→ **Task details**:
For each line in the data that includes "emergency", make a copy.

→ **Material shown**:
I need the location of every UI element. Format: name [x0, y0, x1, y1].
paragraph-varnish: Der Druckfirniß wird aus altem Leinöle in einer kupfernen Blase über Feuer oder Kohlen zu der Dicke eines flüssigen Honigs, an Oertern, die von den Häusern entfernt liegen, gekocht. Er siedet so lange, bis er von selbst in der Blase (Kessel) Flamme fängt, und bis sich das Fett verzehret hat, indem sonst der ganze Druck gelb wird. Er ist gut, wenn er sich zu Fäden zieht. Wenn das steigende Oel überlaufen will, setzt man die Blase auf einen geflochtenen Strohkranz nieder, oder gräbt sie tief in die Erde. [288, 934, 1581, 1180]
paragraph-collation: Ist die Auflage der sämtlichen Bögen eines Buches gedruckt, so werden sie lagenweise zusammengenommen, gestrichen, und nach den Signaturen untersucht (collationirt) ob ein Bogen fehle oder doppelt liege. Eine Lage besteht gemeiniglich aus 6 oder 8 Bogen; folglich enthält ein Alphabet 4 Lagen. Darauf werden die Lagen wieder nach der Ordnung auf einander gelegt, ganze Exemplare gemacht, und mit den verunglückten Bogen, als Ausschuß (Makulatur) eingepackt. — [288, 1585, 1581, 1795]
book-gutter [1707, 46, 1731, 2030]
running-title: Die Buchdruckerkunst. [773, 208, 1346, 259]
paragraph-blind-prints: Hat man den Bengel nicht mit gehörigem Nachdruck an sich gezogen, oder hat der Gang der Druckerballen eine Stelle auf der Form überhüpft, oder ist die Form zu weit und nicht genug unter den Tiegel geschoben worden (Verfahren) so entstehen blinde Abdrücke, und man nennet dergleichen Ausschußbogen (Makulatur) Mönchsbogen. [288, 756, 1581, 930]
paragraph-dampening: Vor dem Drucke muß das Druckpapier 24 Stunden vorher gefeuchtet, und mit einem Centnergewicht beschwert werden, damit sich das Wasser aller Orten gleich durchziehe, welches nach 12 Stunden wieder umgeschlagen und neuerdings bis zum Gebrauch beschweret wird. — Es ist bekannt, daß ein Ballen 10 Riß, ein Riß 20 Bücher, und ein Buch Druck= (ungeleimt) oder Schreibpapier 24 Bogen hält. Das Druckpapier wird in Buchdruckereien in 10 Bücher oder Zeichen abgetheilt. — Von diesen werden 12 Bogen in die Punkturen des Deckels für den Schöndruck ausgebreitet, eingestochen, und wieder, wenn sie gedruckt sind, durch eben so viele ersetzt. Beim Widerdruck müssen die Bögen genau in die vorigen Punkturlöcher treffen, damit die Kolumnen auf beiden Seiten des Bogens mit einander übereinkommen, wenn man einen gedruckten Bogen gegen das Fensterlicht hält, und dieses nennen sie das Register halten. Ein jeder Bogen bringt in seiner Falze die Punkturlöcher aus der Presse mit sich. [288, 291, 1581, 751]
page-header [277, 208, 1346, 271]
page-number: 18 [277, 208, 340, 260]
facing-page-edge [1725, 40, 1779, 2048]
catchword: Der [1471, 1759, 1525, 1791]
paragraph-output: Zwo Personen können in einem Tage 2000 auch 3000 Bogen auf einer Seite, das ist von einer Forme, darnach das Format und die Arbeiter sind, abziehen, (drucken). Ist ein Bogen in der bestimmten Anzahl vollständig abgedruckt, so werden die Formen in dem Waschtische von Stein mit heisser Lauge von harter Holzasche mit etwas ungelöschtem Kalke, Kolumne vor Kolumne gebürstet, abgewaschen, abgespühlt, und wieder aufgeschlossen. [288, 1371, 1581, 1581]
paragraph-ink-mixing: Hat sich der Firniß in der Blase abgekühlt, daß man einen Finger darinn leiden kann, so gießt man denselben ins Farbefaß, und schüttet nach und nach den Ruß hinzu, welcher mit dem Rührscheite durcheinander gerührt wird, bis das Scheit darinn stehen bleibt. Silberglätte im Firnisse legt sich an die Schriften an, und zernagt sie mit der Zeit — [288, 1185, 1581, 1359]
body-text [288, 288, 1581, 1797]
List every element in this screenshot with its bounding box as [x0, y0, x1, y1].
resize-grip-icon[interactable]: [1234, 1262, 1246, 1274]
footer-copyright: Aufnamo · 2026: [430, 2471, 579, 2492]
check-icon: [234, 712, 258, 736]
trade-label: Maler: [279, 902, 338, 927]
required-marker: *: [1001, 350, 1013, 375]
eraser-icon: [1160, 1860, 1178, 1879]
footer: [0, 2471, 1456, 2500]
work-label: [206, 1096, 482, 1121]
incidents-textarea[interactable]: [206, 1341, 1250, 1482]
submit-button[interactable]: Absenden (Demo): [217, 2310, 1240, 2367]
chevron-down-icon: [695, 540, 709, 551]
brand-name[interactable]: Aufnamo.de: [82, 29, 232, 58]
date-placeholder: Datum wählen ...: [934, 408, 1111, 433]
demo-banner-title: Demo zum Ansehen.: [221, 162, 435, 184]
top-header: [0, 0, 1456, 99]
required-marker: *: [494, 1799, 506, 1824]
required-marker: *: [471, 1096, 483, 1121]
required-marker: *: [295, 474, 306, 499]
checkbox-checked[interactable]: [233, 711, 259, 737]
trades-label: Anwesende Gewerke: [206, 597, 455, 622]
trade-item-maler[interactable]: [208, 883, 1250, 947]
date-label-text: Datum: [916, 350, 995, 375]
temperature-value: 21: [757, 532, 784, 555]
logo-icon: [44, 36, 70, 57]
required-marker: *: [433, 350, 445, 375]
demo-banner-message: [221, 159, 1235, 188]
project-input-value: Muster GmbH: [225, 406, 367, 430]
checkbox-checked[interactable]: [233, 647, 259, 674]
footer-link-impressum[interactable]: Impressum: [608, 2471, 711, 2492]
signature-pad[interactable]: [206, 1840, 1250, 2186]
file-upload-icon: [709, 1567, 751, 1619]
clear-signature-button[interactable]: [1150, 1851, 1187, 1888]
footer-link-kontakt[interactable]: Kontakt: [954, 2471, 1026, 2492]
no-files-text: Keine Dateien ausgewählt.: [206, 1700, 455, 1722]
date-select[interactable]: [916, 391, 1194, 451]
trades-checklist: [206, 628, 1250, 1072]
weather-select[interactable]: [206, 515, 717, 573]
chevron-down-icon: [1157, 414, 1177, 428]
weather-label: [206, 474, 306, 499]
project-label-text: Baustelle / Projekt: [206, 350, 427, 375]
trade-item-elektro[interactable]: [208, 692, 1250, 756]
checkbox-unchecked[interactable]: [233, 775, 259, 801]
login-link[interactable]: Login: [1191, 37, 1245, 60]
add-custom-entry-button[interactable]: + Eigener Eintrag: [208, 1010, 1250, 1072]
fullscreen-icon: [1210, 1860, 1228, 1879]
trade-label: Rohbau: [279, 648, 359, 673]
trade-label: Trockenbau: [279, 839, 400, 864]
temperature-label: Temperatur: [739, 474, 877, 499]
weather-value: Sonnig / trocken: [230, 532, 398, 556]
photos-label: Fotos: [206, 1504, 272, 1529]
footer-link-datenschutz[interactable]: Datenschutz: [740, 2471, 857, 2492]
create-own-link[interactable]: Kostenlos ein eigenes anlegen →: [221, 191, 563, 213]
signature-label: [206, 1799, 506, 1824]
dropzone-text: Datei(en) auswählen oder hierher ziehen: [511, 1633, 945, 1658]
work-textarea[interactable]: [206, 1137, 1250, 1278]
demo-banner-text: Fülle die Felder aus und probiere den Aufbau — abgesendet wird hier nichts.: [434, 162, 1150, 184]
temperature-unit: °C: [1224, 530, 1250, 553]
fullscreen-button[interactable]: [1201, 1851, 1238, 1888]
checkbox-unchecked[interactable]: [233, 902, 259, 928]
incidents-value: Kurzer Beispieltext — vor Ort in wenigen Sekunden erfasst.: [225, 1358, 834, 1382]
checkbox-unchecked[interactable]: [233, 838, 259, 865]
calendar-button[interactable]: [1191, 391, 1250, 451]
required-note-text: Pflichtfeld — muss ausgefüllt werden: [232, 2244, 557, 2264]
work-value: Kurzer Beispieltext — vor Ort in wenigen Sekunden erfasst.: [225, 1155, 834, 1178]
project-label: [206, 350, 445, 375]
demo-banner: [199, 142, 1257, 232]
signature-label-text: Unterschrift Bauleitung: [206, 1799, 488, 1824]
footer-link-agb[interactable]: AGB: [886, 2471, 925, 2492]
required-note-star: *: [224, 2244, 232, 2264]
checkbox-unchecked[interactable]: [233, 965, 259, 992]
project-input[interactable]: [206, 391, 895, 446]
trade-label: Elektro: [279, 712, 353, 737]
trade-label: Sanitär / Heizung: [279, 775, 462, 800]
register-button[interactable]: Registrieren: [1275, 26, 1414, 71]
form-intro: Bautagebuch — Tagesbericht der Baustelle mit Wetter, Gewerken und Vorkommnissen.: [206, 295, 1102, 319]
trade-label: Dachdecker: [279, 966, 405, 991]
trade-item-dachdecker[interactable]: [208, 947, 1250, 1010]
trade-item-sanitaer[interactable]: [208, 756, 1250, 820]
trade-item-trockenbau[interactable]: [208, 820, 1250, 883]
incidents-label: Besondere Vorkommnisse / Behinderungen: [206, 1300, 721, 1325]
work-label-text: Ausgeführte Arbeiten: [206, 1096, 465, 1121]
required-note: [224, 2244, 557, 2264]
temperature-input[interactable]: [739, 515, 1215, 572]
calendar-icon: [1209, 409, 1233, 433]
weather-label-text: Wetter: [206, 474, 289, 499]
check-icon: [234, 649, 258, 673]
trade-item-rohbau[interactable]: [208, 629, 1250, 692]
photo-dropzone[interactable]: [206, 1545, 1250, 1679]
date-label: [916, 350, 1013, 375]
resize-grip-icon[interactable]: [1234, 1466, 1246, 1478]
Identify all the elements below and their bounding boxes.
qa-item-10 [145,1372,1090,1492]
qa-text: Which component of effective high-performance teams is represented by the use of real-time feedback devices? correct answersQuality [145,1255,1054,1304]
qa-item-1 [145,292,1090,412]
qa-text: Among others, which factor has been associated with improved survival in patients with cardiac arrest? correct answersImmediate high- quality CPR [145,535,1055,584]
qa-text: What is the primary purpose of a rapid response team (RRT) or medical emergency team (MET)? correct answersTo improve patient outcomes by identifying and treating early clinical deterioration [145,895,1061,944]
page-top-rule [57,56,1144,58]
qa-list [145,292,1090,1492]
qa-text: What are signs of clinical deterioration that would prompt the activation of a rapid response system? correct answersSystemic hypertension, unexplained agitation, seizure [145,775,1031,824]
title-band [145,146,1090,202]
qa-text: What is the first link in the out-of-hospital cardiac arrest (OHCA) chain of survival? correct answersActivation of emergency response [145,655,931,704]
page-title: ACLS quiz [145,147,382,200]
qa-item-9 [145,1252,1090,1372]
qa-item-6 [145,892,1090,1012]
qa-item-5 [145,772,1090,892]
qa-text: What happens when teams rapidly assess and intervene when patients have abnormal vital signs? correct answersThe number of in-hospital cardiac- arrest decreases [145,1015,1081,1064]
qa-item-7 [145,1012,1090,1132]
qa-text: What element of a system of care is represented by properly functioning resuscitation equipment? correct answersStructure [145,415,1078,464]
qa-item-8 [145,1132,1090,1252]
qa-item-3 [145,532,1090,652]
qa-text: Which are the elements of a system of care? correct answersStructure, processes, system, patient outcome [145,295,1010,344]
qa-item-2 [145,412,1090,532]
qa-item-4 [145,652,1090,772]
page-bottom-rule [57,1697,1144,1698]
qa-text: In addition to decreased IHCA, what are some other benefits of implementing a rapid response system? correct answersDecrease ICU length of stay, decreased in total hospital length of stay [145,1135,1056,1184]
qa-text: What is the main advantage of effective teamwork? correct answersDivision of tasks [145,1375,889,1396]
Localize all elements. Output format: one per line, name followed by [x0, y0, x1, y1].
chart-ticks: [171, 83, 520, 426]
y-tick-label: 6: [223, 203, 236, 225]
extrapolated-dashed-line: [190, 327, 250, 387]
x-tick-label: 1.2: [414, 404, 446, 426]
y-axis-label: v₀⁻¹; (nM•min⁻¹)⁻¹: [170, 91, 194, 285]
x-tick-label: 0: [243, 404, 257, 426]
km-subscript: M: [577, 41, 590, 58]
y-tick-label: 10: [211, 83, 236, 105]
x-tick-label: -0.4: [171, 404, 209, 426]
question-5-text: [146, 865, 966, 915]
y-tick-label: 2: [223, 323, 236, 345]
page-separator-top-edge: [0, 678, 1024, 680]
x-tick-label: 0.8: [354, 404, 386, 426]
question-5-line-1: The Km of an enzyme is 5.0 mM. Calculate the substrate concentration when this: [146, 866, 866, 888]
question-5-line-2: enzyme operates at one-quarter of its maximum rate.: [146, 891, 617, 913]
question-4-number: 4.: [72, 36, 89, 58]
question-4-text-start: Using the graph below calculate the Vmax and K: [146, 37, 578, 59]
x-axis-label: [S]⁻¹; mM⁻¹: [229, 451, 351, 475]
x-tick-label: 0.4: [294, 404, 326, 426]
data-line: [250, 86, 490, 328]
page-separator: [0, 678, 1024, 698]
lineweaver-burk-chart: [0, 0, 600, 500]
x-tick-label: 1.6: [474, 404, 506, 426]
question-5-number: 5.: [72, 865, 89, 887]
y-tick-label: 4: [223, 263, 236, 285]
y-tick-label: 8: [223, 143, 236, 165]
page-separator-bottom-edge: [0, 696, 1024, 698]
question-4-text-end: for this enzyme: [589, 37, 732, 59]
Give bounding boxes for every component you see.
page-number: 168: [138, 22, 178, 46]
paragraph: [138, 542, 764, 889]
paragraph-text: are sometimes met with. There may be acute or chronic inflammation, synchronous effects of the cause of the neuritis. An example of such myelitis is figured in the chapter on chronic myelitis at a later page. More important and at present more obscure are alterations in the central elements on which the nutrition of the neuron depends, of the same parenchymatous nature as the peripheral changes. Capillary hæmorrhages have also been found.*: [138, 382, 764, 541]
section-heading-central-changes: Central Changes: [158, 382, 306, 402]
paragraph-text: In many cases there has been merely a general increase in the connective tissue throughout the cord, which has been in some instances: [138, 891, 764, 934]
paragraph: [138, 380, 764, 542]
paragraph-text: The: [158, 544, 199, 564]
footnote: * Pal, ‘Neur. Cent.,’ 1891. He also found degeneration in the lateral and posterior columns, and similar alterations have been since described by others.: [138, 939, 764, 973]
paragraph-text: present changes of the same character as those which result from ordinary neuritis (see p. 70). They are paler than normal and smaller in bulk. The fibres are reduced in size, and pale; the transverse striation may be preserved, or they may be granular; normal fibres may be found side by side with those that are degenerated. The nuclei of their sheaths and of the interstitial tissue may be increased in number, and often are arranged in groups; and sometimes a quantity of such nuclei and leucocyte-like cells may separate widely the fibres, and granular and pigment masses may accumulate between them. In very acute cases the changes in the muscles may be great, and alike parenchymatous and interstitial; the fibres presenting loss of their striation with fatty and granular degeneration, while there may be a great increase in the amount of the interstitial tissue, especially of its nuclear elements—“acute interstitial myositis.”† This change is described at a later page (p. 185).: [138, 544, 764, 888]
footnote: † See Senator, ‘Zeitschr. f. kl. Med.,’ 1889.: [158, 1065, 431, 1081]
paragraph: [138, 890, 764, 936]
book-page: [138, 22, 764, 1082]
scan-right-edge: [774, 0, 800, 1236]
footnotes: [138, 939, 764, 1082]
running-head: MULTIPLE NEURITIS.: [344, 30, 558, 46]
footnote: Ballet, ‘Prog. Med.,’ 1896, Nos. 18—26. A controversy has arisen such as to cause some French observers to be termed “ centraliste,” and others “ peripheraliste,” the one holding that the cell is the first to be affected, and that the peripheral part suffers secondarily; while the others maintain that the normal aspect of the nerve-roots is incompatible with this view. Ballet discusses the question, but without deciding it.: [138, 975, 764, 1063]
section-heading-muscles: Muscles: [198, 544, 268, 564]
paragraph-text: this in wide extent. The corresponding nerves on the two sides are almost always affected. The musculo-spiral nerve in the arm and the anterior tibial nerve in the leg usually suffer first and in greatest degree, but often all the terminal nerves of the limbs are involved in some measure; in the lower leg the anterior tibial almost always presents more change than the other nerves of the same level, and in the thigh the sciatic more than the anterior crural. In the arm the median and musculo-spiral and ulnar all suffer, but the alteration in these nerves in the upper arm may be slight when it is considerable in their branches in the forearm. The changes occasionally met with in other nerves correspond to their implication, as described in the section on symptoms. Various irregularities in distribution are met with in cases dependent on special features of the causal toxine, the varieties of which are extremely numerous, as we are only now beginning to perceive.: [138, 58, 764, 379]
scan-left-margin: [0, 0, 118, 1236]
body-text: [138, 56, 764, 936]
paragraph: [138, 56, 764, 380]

→ **Solution for this problem**:
qa-text: What is the primary purpose of a rapid response team (RRT) or medical emergency team (MET)? correct answersTo improve patient outcomes by identifying and treating early clinical deterioration [145,895,1061,944]
qa-text: What is the first link in the out-of-hospital cardiac arrest (OHCA) chain of survival? correct answersActivation of emergency response [145,655,931,704]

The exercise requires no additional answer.